• [Task details]:
Find the string "header" and gather every line that holds it.

• [Extracted data]:
━━━━━━━━━━━━━━━━━━━━━━━━━━━━━━
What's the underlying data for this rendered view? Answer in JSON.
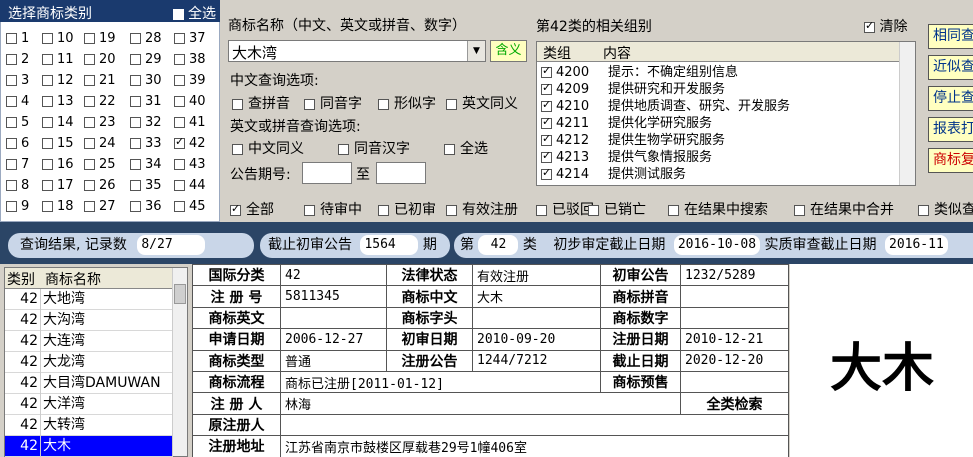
{
  "category_panel": {
    "title": "选择商标类别",
    "select_all": "全选",
    "categories": [
      {
        "num": "1",
        "checked": false
      },
      {
        "num": "10",
        "checked": false
      },
      {
        "num": "19",
        "checked": false
      },
      {
        "num": "28",
        "checked": false
      },
      {
        "num": "37",
        "checked": false
      },
      {
        "num": "2",
        "checked": false
      },
      {
        "num": "11",
        "checked": false
      },
      {
        "num": "20",
        "checked": false
      },
      {
        "num": "29",
        "checked": false
      },
      {
        "num": "38",
        "checked": false
      },
      {
        "num": "3",
        "checked": false
      },
      {
        "num": "12",
        "checked": false
      },
      {
        "num": "21",
        "checked": false
      },
      {
        "num": "30",
        "checked": false
      },
      {
        "num": "39",
        "checked": false
      },
      {
        "num": "4",
        "checked": false
      },
      {
        "num": "13",
        "checked": false
      },
      {
        "num": "22",
        "checked": false
      },
      {
        "num": "31",
        "checked": false
      },
      {
        "num": "40",
        "checked": false
      },
      {
        "num": "5",
        "checked": false
      },
      {
        "num": "14",
        "checked": false
      },
      {
        "num": "23",
        "checked": false
      },
      {
        "num": "32",
        "checked": false
      },
      {
        "num": "41",
        "checked": false
      },
      {
        "num": "6",
        "checked": false
      },
      {
        "num": "15",
        "checked": false
      },
      {
        "num": "24",
        "checked": false
      },
      {
        "num": "33",
        "checked": false
      },
      {
        "num": "42",
        "checked": true
      },
      {
        "num": "7",
        "checked": false
      },
      {
        "num": "16",
        "checked": false
      },
      {
        "num": "25",
        "checked": false
      },
      {
        "num": "34",
        "checked": false
      },
      {
        "num": "43",
        "checked": false
      },
      {
        "num": "8",
        "checked": false
      },
      {
        "num": "17",
        "checked": false
      },
      {
        "num": "26",
        "checked": false
      },
      {
        "num": "35",
        "checked": false
      },
      {
        "num": "44",
        "checked": false
      },
      {
        "num": "9",
        "checked": false
      },
      {
        "num": "18",
        "checked": false
      },
      {
        "num": "27",
        "checked": false
      },
      {
        "num": "36",
        "checked": false
      },
      {
        "num": "45",
        "checked": false
      }
    ]
  },
  "search": {
    "name_label": "商标名称（中文、英文或拼音、数字）",
    "name_value": "大木湾",
    "meaning_button": "含义",
    "cn_options_label": "中文查询选项:",
    "cn_options": [
      {
        "label": "查拼音",
        "checked": false
      },
      {
        "label": "同音字",
        "checked": false
      },
      {
        "label": "形似字",
        "checked": false
      },
      {
        "label": "英文同义",
        "checked": false
      }
    ],
    "en_options_label": "英文或拼音查询选项:",
    "en_options": [
      {
        "label": "中文同义",
        "checked": false
      },
      {
        "label": "同音汉字",
        "checked": false
      },
      {
        "label": "全选",
        "checked": false
      }
    ],
    "period_label": "公告期号:",
    "period_to": "至"
  },
  "group_panel": {
    "title": "第42类的相关组别",
    "clear_label": "清除",
    "clear_checked": true,
    "col_group": "类组",
    "col_content": "内容",
    "rows": [
      {
        "code": "4200",
        "text": "提示：不确定组别信息",
        "checked": true
      },
      {
        "code": "4209",
        "text": "提供研究和开发服务",
        "checked": true
      },
      {
        "code": "4210",
        "text": "提供地质调查、研究、开发服务",
        "checked": true
      },
      {
        "code": "4211",
        "text": "提供化学研究服务",
        "checked": true
      },
      {
        "code": "4212",
        "text": "提供生物学研究服务",
        "checked": true
      },
      {
        "code": "4213",
        "text": "提供气象情报服务",
        "checked": true
      },
      {
        "code": "4214",
        "text": "提供测试服务",
        "checked": true
      }
    ]
  },
  "right_buttons": [
    "相同查",
    "近似查",
    "停止查",
    "报表打",
    "商标复"
  ],
  "filters": [
    {
      "label": "全部",
      "checked": true
    },
    {
      "label": "待审中",
      "checked": false
    },
    {
      "label": "已初审",
      "checked": false
    },
    {
      "label": "有效注册",
      "checked": false
    },
    {
      "label": "已驳回",
      "checked": false
    },
    {
      "label": "已销亡",
      "checked": false
    },
    {
      "label": "在结果中搜索",
      "checked": false
    },
    {
      "label": "在结果中合并",
      "checked": false
    },
    {
      "label": "类似查",
      "checked": false
    }
  ],
  "status_bar": {
    "result_label": "查询结果, 记录数",
    "result_value": "8/27",
    "cutoff_label": "截止初审公告",
    "cutoff_value": "1564",
    "cutoff_unit": "期",
    "class_prefix": "第",
    "class_value": "42",
    "class_suffix": "类",
    "prelim_label": "初步审定截止日期",
    "prelim_value": "2016-10-08",
    "substantive_label": "实质审查截止日期",
    "substantive_value": "2016-11"
  },
  "result_list": {
    "col_class": "类别",
    "col_name": "商标名称",
    "rows": [
      {
        "cls": "42",
        "name": "大地湾",
        "selected": false
      },
      {
        "cls": "42",
        "name": "大沟湾",
        "selected": false
      },
      {
        "cls": "42",
        "name": "大连湾",
        "selected": false
      },
      {
        "cls": "42",
        "name": "大龙湾",
        "selected": false
      },
      {
        "cls": "42",
        "name": "大目湾DAMUWAN",
        "selected": false
      },
      {
        "cls": "42",
        "name": "大洋湾",
        "selected": false
      },
      {
        "cls": "42",
        "name": "大转湾",
        "selected": false
      },
      {
        "cls": "42",
        "name": "大木",
        "selected": true
      }
    ]
  },
  "detail": {
    "intl_class_label": "国际分类",
    "intl_class": "42",
    "legal_status_label": "法律状态",
    "legal_status": "有效注册",
    "prelim_pub_label": "初审公告",
    "prelim_pub": "1232/5289",
    "reg_no_label": "注 册 号",
    "reg_no": "5811345",
    "name_cn_label": "商标中文",
    "name_cn": "大木",
    "pinyin_label": "商标拼音",
    "pinyin": "",
    "name_en_label": "商标英文",
    "name_en": "",
    "head_label": "商标字头",
    "head": "",
    "digit_label": "商标数字",
    "digit": "",
    "apply_date_label": "申请日期",
    "apply_date": "2006-12-27",
    "prelim_date_label": "初审日期",
    "prelim_date": "2010-09-20",
    "reg_date_label": "注册日期",
    "reg_date": "2010-12-21",
    "type_label": "商标类型",
    "type": "普通",
    "reg_pub_label": "注册公告",
    "reg_pub": "1244/7212",
    "expiry_label": "截止日期",
    "expiry": "2020-12-20",
    "flow_label": "商标流程",
    "flow": "商标已注册[2011-01-12]",
    "preview_label": "商标预售",
    "preview": "",
    "registrant_label": "注 册 人",
    "registrant": "林海",
    "all_class_search": "全类检索",
    "orig_registrant_label": "原注册人",
    "orig_registrant": "",
    "address_label": "注册地址",
    "address": "江苏省南京市鼓楼区厚载巷29号1幢406室"
  },
  "mark_image_text": "大木"
}
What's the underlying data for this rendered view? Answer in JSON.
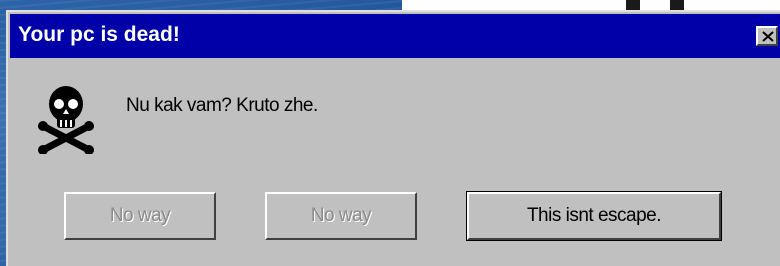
{
  "dialog": {
    "title": "Your pc is dead!",
    "message": "Nu kak vam? Kruto zhe.",
    "icon": "skull-crossbones-icon",
    "close_icon": "close-icon",
    "buttons": [
      {
        "label": "No way",
        "enabled": false
      },
      {
        "label": "No way",
        "enabled": false
      },
      {
        "label": "This isnt escape.",
        "enabled": true
      }
    ]
  },
  "colors": {
    "titlebar": "#0000a8",
    "dialog_face": "#c0c0c0",
    "desktop": "#1f4e8c"
  }
}
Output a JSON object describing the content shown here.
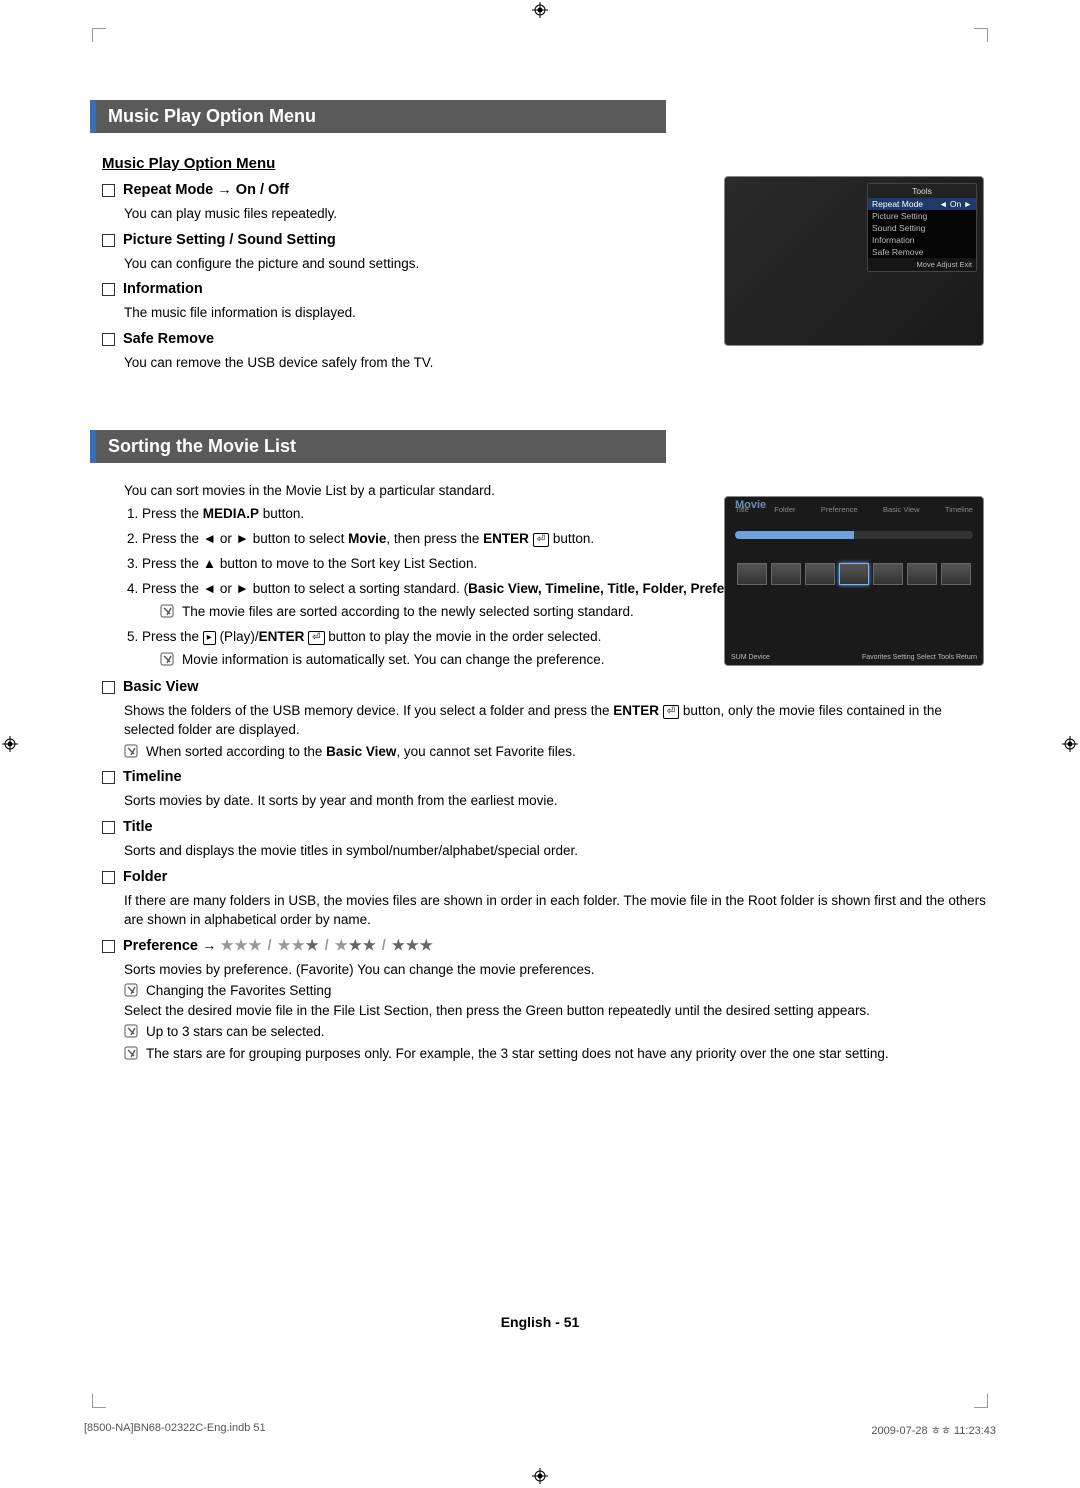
{
  "crop_label": "crop-mark",
  "section1": {
    "header": "Music Play Option Menu",
    "subhead": "Music Play Option Menu",
    "items": [
      {
        "title": "Repeat Mode → On / Off",
        "body": "You can play music files repeatedly."
      },
      {
        "title": "Picture Setting / Sound Setting",
        "body": "You can configure the picture and sound settings."
      },
      {
        "title": "Information",
        "body": "The music file information is displayed."
      },
      {
        "title": "Safe Remove",
        "body": "You can remove the USB device safely from the TV."
      }
    ]
  },
  "tools_panel": {
    "head": "Tools",
    "rows": [
      {
        "label": "Repeat Mode",
        "value": "On",
        "hl": true
      },
      {
        "label": "Picture Setting",
        "value": ""
      },
      {
        "label": "Sound Setting",
        "value": ""
      },
      {
        "label": "Information",
        "value": ""
      },
      {
        "label": "Safe Remove",
        "value": ""
      }
    ],
    "foot": "Move   Adjust   Exit"
  },
  "movie_box": {
    "title": "Movie",
    "tabs": [
      "Title",
      "Folder",
      "Preference",
      "Basic View",
      "Timeline"
    ],
    "foot_left": "SUM    Device",
    "foot_right": "Favorites Setting   Select   Tools   Return"
  },
  "section2": {
    "header": "Sorting the Movie List",
    "intro": "You can sort movies in the Movie List by a particular standard.",
    "steps": [
      {
        "plain_pre": "Press the ",
        "bold": "MEDIA.P",
        "plain_post": " button."
      },
      {
        "full_html": "Press the ◄ or ► button to select <b>Movie</b>, then press the <b>ENTER</b> <span class='enter-icon'>⏎</span> button."
      },
      {
        "full_html": "Press the ▲ button to move to the Sort key List Section."
      },
      {
        "full_html": "Press the ◄ or ► button to select a sorting standard. (<b>Basic View, Timeline, Title, Folder, Preference</b>)",
        "note": "The movie files are sorted according to the newly selected sorting standard."
      },
      {
        "full_html": "Press the <span class='play-icon'>▸</span> (Play)/<b>ENTER</b> <span class='enter-icon'>⏎</span> button to play the movie in the order selected.",
        "note": "Movie information is automatically set. You can change the preference."
      }
    ],
    "subs": {
      "basic_view": {
        "title": "Basic View",
        "body": "Shows the folders of the USB memory device. If you select a folder and press the ENTER ⏎ button, only the movie files contained in the selected folder are displayed.",
        "note": "When sorted according to the Basic View, you cannot set Favorite files."
      },
      "timeline": {
        "title": "Timeline",
        "body": "Sorts movies by date. It sorts by year and month from the earliest movie."
      },
      "title": {
        "title": "Title",
        "body": "Sorts and displays the movie titles in symbol/number/alphabet/special order."
      },
      "folder": {
        "title": "Folder",
        "body": "If there are many folders in USB, the movies files are shown in order in each folder. The movie file in the Root folder is shown first and the others are shown in alphabetical order by name."
      },
      "preference": {
        "title_prefix": "Preference → ",
        "stars_text": "★★★ / ★★★ / ★★★ / ★★★",
        "body": "Sorts movies by preference. (Favorite) You can change the movie preferences.",
        "notes": [
          "Changing the Favorites Setting",
          "Select the desired movie file in the File List Section, then press the Green button repeatedly until the desired setting appears.",
          "Up to 3 stars can be selected.",
          "The stars are for grouping purposes only. For example, the 3 star setting does not have any priority over the one star setting."
        ]
      }
    }
  },
  "footer_center": "English - 51",
  "print_foot": {
    "left": "[8500-NA]BN68-02322C-Eng.indb   51",
    "right": "2009-07-28   ㅎㅎ 11:23:43"
  }
}
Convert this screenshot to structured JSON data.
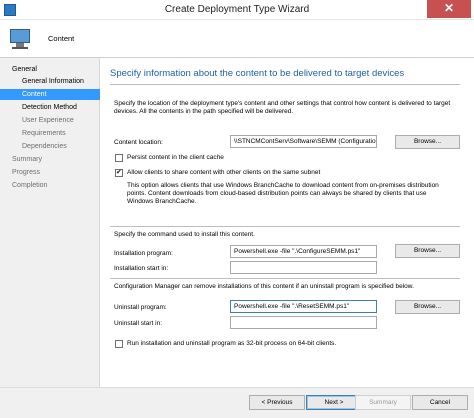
{
  "window": {
    "title": "Create Deployment Type Wizard",
    "close_symbol": "✕"
  },
  "header": {
    "title": "Content"
  },
  "nav": {
    "items": [
      {
        "label": "General"
      },
      {
        "label": "General Information"
      },
      {
        "label": "Content"
      },
      {
        "label": "Detection Method"
      },
      {
        "label": "User Experience"
      },
      {
        "label": "Requirements"
      },
      {
        "label": "Dependencies"
      },
      {
        "label": "Summary"
      },
      {
        "label": "Progress"
      },
      {
        "label": "Completion"
      }
    ]
  },
  "main": {
    "heading": "Specify information about the content to be delivered to target devices",
    "intro": "Specify the location of the deployment type's content and other settings that control how content is delivered to target devices. All the contents in the path specified will be delivered.",
    "content_location": {
      "label": "Content location:",
      "value": "\\\\STNCMContServ\\Software\\SEMM (Configuratio"
    },
    "persist_cache": {
      "label": "Persist content in the client cache",
      "checked": false
    },
    "allow_share": {
      "label": "Allow clients to share content with other clients on the same subnet",
      "checked": true
    },
    "branchcache_note": "This option allows clients that use Windows BranchCache to download content from on-premises distribution points. Content downloads from cloud-based distribution points can always be shared by clients that use Windows BranchCache.",
    "install_section_text": "Specify the command used to install this content.",
    "installation_program": {
      "label": "Installation program:",
      "value": "Powershell.exe -file \".\\ConfigureSEMM.ps1\""
    },
    "installation_start_in": {
      "label": "Installation start in:",
      "value": ""
    },
    "uninstall_section_text": "Configuration Manager can remove installations of this content if an uninstall program is specified below.",
    "uninstall_program": {
      "label": "Uninstall program:",
      "value": "Powershell.exe -file \".\\ResetSEMM.ps1\""
    },
    "uninstall_start_in": {
      "label": "Uninstall start in:",
      "value": ""
    },
    "run_32bit": {
      "label": "Run installation and uninstall program as 32-bit process on 64-bit clients.",
      "checked": false
    },
    "browse_label": "Browse..."
  },
  "footer": {
    "previous": "< Previous",
    "next": "Next >",
    "summary": "Summary",
    "cancel": "Cancel"
  }
}
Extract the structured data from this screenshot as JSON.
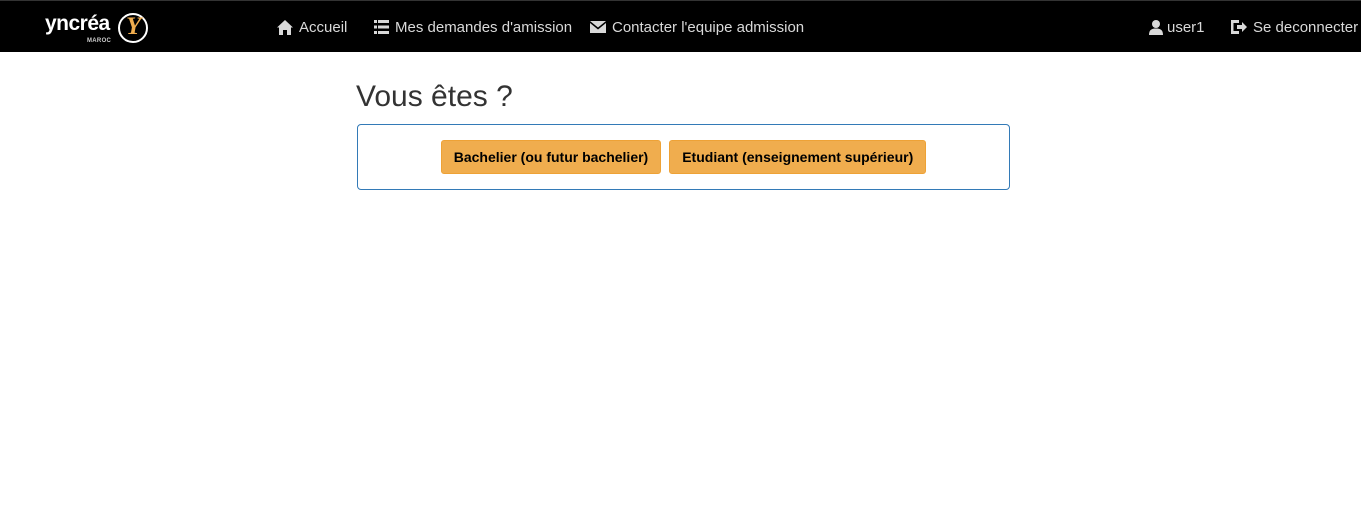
{
  "brand": {
    "name": "yncréa",
    "sub": "MAROC",
    "logo_letter": "Y",
    "accent_color": "#f0ad4e"
  },
  "nav": {
    "home": {
      "label": "Accueil",
      "icon": "home-icon"
    },
    "requests": {
      "label": "Mes demandes d'amission",
      "icon": "list-icon"
    },
    "contact": {
      "label": "Contacter l'equipe admission",
      "icon": "envelope-icon"
    },
    "user": {
      "label": "user1",
      "icon": "user-icon"
    },
    "logout": {
      "label": "Se deconnecter",
      "icon": "logout-icon"
    }
  },
  "main": {
    "title": "Vous êtes ?",
    "choices": {
      "bachelier": "Bachelier (ou futur bachelier)",
      "etudiant": "Etudiant (enseignement supérieur)"
    }
  },
  "colors": {
    "navbar_bg": "#000000",
    "button_bg": "#f0ad4e",
    "panel_border": "#337ab7"
  }
}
━━━━━━━━━━━━━━━━━━━━━━━━━━━━━━
• [Final result]:
    "header": "Music Play Option Menu",
    "header": "Sorting the Movie List",
  "header": {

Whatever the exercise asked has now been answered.